>> begin
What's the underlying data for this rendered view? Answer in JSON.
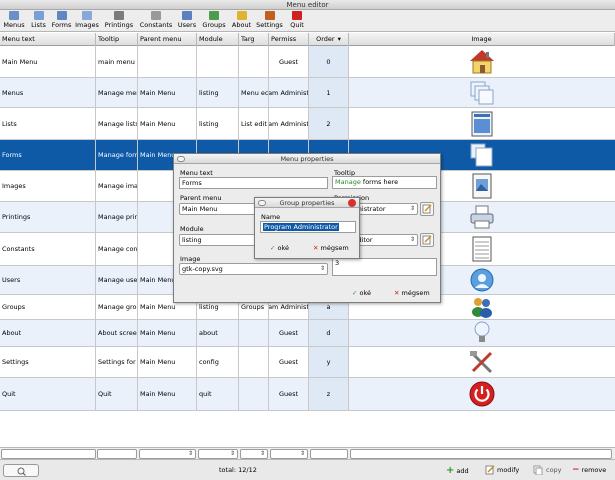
{
  "window": {
    "title": "Menu editor"
  },
  "toolbar": [
    {
      "label": "Menus",
      "icon": "menus-icon"
    },
    {
      "label": "Lists",
      "icon": "lists-icon"
    },
    {
      "label": "Forms",
      "icon": "forms-icon"
    },
    {
      "label": "Images",
      "icon": "images-icon"
    },
    {
      "label": "Printings",
      "icon": "printer-icon"
    },
    {
      "label": "Constants",
      "icon": "constants-icon"
    },
    {
      "label": "Users",
      "icon": "users-icon"
    },
    {
      "label": "Groups",
      "icon": "groups-icon"
    },
    {
      "label": "About",
      "icon": "about-icon"
    },
    {
      "label": "Settings",
      "icon": "settings-icon"
    },
    {
      "label": "Quit",
      "icon": "quit-icon"
    }
  ],
  "table": {
    "headers": [
      "Menu text",
      "Tooltip",
      "Parent menu",
      "Module",
      "Targ",
      "Permiss",
      "Order",
      "Image"
    ],
    "sort_indicator": "▾",
    "rows": [
      {
        "text": "Main Menu",
        "tooltip": "main menu",
        "parent": "",
        "module": "",
        "target": "",
        "perm": "Guest",
        "order": "0",
        "icon": "house-icon"
      },
      {
        "text": "Menus",
        "tooltip": "Manage mer",
        "parent": "Main Menu",
        "module": "listing",
        "target": "Menu ec",
        "perm": "am Administ",
        "order": "1",
        "icon": "menus-stack-icon"
      },
      {
        "text": "Lists",
        "tooltip": "Manage lists",
        "parent": "Main Menu",
        "module": "listing",
        "target": "List edit",
        "perm": "am Administ",
        "order": "2",
        "icon": "list-window-icon"
      },
      {
        "text": "Forms",
        "tooltip": "Manage forn",
        "parent": "Main Menu",
        "module": "",
        "target": "",
        "perm": "",
        "order": "",
        "icon": "forms-stack-icon"
      },
      {
        "text": "Images",
        "tooltip": "Manage imag",
        "parent": "",
        "module": "",
        "target": "",
        "perm": "",
        "order": "",
        "icon": "image-file-icon"
      },
      {
        "text": "Printings",
        "tooltip": "Manage prin",
        "parent": "",
        "module": "",
        "target": "",
        "perm": "",
        "order": "",
        "icon": "printer-icon"
      },
      {
        "text": "Constants",
        "tooltip": "Manage con",
        "parent": "",
        "module": "",
        "target": "",
        "perm": "",
        "order": "",
        "icon": "constants-sheet-icon"
      },
      {
        "text": "Users",
        "tooltip": "Manage use",
        "parent": "Main Menu",
        "module": "",
        "target": "",
        "perm": "",
        "order": "",
        "icon": "users-globe-icon"
      },
      {
        "text": "Groups",
        "tooltip": "Manage grou",
        "parent": "Main Menu",
        "module": "listing",
        "target": "Groups",
        "perm": "am Administ",
        "order": "a",
        "icon": "groups-people-icon"
      },
      {
        "text": "About",
        "tooltip": "About scree",
        "parent": "Main Menu",
        "module": "about",
        "target": "",
        "perm": "Guest",
        "order": "d",
        "icon": "lightbulb-icon"
      },
      {
        "text": "Settings",
        "tooltip": "Settings for",
        "parent": "Main Menu",
        "module": "config",
        "target": "",
        "perm": "Guest",
        "order": "y",
        "icon": "tools-icon"
      },
      {
        "text": "Quit",
        "tooltip": "Quit",
        "parent": "Main Menu",
        "module": "quit",
        "target": "",
        "perm": "Guest",
        "order": "z",
        "icon": "power-icon"
      }
    ]
  },
  "status": {
    "total": "total: 12/12",
    "add": "add",
    "modify": "modify",
    "copy": "copy",
    "remove": "remove"
  },
  "menu_dialog": {
    "title": "Menu properties",
    "menu_text_label": "Menu text",
    "menu_text_value": "Forms",
    "tooltip_label": "Tooltip",
    "tooltip_value_a": "Manage",
    "tooltip_value_b": "forms here",
    "parent_label": "Parent menu",
    "parent_value": "Main Menu",
    "permission_label": "Permission",
    "permission_value": "n Administrator",
    "module_label": "Module",
    "module_value": "listing",
    "target_value": "Form editor",
    "image_label": "Image",
    "image_value": "gtk-copy.svg",
    "order_value": "3",
    "ok": "oké",
    "cancel": "mégsem"
  },
  "group_dialog": {
    "title": "Group properties",
    "name_label": "Name",
    "name_value": "Program Administrator",
    "ok": "oké",
    "cancel": "mégsem"
  },
  "colors": {
    "selection": "#0e5aa7",
    "alt_row": "#eaf1fb",
    "add_green": "#2a9a2a",
    "remove_red": "#cc2222"
  }
}
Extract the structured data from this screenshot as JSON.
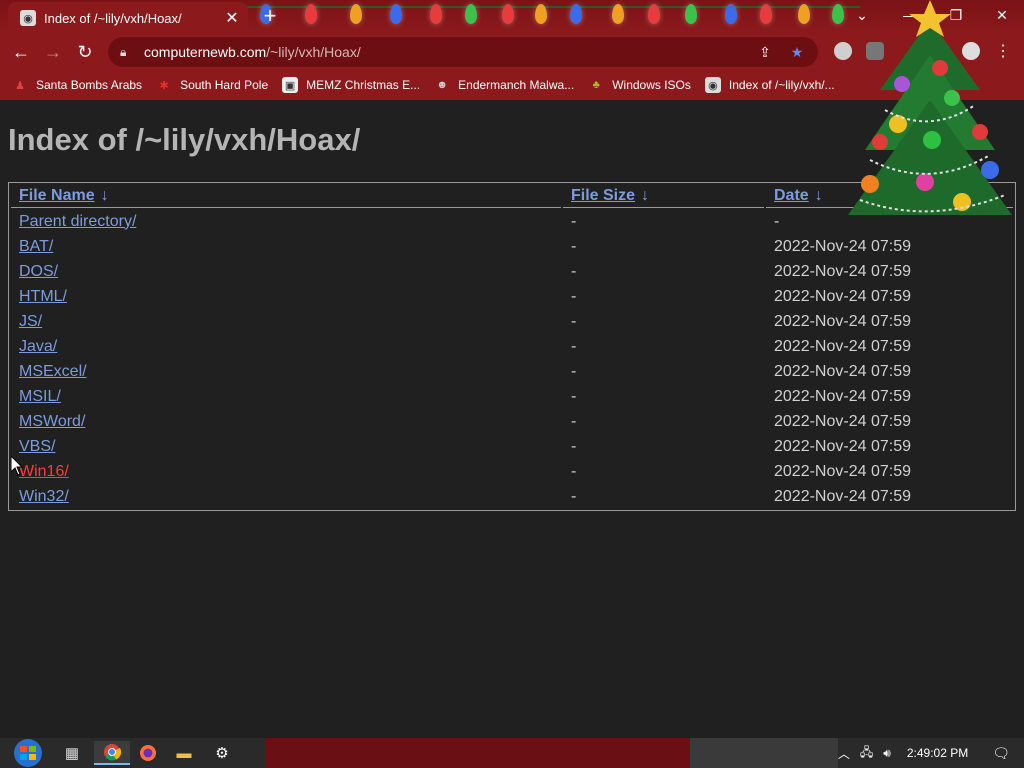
{
  "browser": {
    "tab_title": "Index of /~lily/vxh/Hoax/",
    "tab_close": "✕",
    "new_tab": "+",
    "url_host": "computernewb.com",
    "url_path": "/~lily/vxh/Hoax/",
    "window_controls": {
      "chevron": "⌄",
      "minimize": "—",
      "restore": "❐",
      "close": "✕"
    },
    "nav": {
      "back": "←",
      "forward": "→",
      "reload": "↻"
    }
  },
  "bookmarks": [
    {
      "label": "Santa Bombs Arabs",
      "icon": "santa-icon",
      "color": "#c0392b"
    },
    {
      "label": "South Hard Pole",
      "icon": "star-burst-icon",
      "color": "#d83030"
    },
    {
      "label": "MEMZ Christmas E...",
      "icon": "window-icon",
      "color": "#e0e0e0"
    },
    {
      "label": "Endermanch Malwa...",
      "icon": "raccoon-icon",
      "color": "#9a9a9a"
    },
    {
      "label": "Windows ISOs",
      "icon": "tree-icon",
      "color": "#7a9a20"
    },
    {
      "label": "Index of /~lily/vxh/...",
      "icon": "globe-icon",
      "color": "#dcdcdc"
    }
  ],
  "page": {
    "heading": "Index of /~lily/vxh/Hoax/",
    "columns": {
      "name": "File Name",
      "size": "File Size",
      "date": "Date",
      "sort_arrow": "↓"
    },
    "rows": [
      {
        "name": "Parent directory/",
        "size": "-",
        "date": "-"
      },
      {
        "name": "BAT/",
        "size": "-",
        "date": "2022-Nov-24 07:59"
      },
      {
        "name": "DOS/",
        "size": "-",
        "date": "2022-Nov-24 07:59"
      },
      {
        "name": "HTML/",
        "size": "-",
        "date": "2022-Nov-24 07:59"
      },
      {
        "name": "JS/",
        "size": "-",
        "date": "2022-Nov-24 07:59"
      },
      {
        "name": "Java/",
        "size": "-",
        "date": "2022-Nov-24 07:59"
      },
      {
        "name": "MSExcel/",
        "size": "-",
        "date": "2022-Nov-24 07:59"
      },
      {
        "name": "MSIL/",
        "size": "-",
        "date": "2022-Nov-24 07:59"
      },
      {
        "name": "MSWord/",
        "size": "-",
        "date": "2022-Nov-24 07:59"
      },
      {
        "name": "VBS/",
        "size": "-",
        "date": "2022-Nov-24 07:59"
      },
      {
        "name": "Win16/",
        "size": "-",
        "date": "2022-Nov-24 07:59"
      },
      {
        "name": "Win32/",
        "size": "-",
        "date": "2022-Nov-24 07:59"
      }
    ]
  },
  "taskbar": {
    "clock": "2:49:02 PM",
    "tray_chevron": "︿"
  },
  "colors": {
    "link": "#7c9cde",
    "link_hover": "#ff3b3b",
    "chrome_red": "#8c1a1c"
  }
}
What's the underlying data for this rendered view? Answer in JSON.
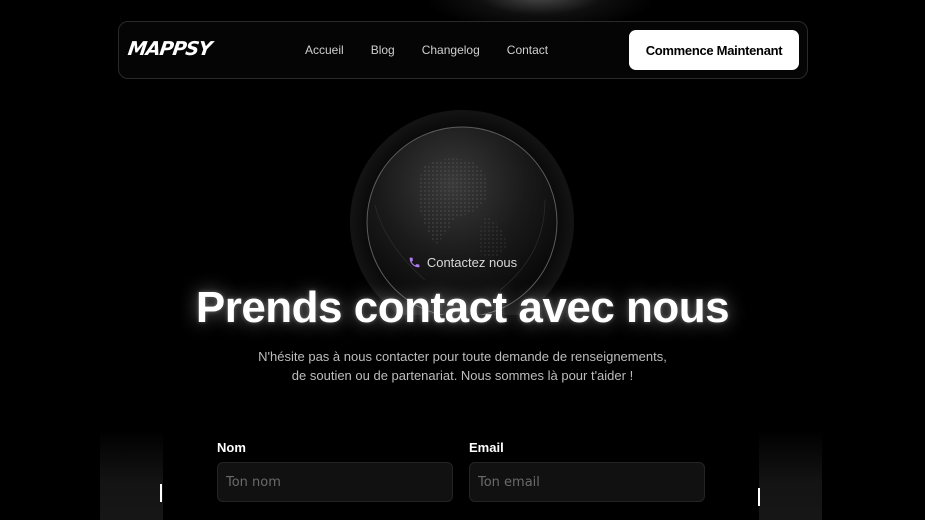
{
  "brand": {
    "logo_text": "MAPPSY"
  },
  "nav": {
    "links": [
      {
        "label": "Accueil"
      },
      {
        "label": "Blog"
      },
      {
        "label": "Changelog"
      },
      {
        "label": "Contact"
      }
    ],
    "cta_label": "Commence Maintenant"
  },
  "hero": {
    "eyebrow": "Contactez nous",
    "eyebrow_icon": "phone-icon",
    "eyebrow_icon_color": "#b07cf0",
    "title": "Prends contact avec nous",
    "subtitle": "N'hésite pas à nous contacter pour toute demande de renseignements, de soutien ou de partenariat. Nous sommes là pour t'aider !"
  },
  "form": {
    "name": {
      "label": "Nom",
      "placeholder": "Ton nom",
      "value": ""
    },
    "email": {
      "label": "Email",
      "placeholder": "Ton email",
      "value": ""
    }
  },
  "colors": {
    "background": "#000000",
    "accent": "#b07cf0",
    "cta_bg": "#ffffff"
  }
}
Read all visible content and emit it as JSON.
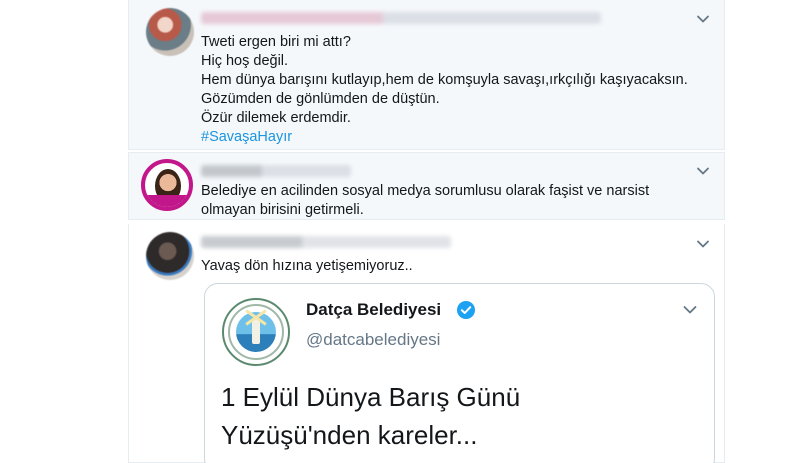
{
  "tweets": [
    {
      "lines": [
        "Tweti ergen biri mi attı?",
        "Hiç hoş değil.",
        "Hem dünya barışını kutlayıp,hem de komşuyla savaşı,ırkçılığı kaşıyacaksın.",
        "Gözümden de gönlümden de düştün.",
        "Özür dilemek erdemdir."
      ],
      "hashtag": "#SavaşaHayır"
    },
    {
      "lines": [
        "Belediye en acilinden sosyal medya sorumlusu olarak faşist ve narsist",
        "olmayan birisini getirmeli."
      ]
    },
    {
      "lines": [
        "Yavaş dön hızına yetişemiyoruz.."
      ],
      "quoted": {
        "name": "Datça Belediyesi",
        "handle": "@datcabelediyesi",
        "body_lines": [
          "1 Eylül Dünya Barış Günü",
          "Yüzüşü'nden kareler..."
        ]
      }
    }
  ],
  "icons": {
    "chevron": "chevron-down-icon",
    "verified": "verified-badge-icon"
  },
  "colors": {
    "hashtag": "#1b95e0",
    "verified": "#1da1f2",
    "border": "#e6ecf0",
    "muted": "#657786"
  }
}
>> end
Task objective: Copy out exactly the lines between the line containing "Read all visible content and emit it as JSON." and the end of the entries, including both, and leave the pictures behind.

Worked answer:
Read all visible content and emit it as JSON.
{
  "tweets": [
    {
      "lines": [
        "Tweti ergen biri mi attı?",
        "Hiç hoş değil.",
        "Hem dünya barışını kutlayıp,hem de komşuyla savaşı,ırkçılığı kaşıyacaksın.",
        "Gözümden de gönlümden de düştün.",
        "Özür dilemek erdemdir."
      ],
      "hashtag": "#SavaşaHayır"
    },
    {
      "lines": [
        "Belediye en acilinden sosyal medya sorumlusu olarak faşist ve narsist",
        "olmayan birisini getirmeli."
      ]
    },
    {
      "lines": [
        "Yavaş dön hızına yetişemiyoruz.."
      ],
      "quoted": {
        "name": "Datça Belediyesi",
        "handle": "@datcabelediyesi",
        "body_lines": [
          "1 Eylül Dünya Barış Günü",
          "Yüzüşü'nden kareler..."
        ]
      }
    }
  ],
  "icons": {
    "chevron": "chevron-down-icon",
    "verified": "verified-badge-icon"
  },
  "colors": {
    "hashtag": "#1b95e0",
    "verified": "#1da1f2",
    "border": "#e6ecf0",
    "muted": "#657786"
  }
}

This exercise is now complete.